Objective: Scan the lines below; pull out those with "económica".

Material for the task:
· · · · · · ·
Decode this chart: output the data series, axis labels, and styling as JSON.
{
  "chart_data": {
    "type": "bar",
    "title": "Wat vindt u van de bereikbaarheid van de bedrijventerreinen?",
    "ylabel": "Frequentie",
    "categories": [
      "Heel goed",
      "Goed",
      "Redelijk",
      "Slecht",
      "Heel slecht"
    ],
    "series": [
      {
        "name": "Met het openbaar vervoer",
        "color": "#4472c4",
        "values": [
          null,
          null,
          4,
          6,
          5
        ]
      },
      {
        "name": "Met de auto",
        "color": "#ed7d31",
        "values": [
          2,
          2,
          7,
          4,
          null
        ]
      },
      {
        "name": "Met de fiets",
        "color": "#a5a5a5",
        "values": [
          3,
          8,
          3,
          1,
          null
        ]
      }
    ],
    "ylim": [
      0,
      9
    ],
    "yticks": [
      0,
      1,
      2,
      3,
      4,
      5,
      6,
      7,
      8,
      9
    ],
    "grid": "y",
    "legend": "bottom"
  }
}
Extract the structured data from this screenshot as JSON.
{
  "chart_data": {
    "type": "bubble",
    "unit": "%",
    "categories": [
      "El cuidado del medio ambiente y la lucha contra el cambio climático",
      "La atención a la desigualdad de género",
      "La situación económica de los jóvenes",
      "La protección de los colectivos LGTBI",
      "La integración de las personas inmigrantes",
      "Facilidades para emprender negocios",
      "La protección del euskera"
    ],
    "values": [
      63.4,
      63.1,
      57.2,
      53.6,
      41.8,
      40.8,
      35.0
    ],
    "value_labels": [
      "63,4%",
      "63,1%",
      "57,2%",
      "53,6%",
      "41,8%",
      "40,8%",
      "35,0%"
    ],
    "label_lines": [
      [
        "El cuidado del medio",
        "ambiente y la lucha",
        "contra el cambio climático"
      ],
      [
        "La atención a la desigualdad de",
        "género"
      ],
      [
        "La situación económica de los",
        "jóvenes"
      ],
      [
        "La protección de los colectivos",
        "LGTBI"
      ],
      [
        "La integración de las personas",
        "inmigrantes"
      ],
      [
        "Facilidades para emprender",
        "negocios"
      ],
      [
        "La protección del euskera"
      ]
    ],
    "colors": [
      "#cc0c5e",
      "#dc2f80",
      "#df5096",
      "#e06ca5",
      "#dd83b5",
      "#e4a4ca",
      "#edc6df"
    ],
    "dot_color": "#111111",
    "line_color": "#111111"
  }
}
· · · · · · ·
Exercise solution:
      "La situación económica de los jóvenes",
        "La situación económica de los",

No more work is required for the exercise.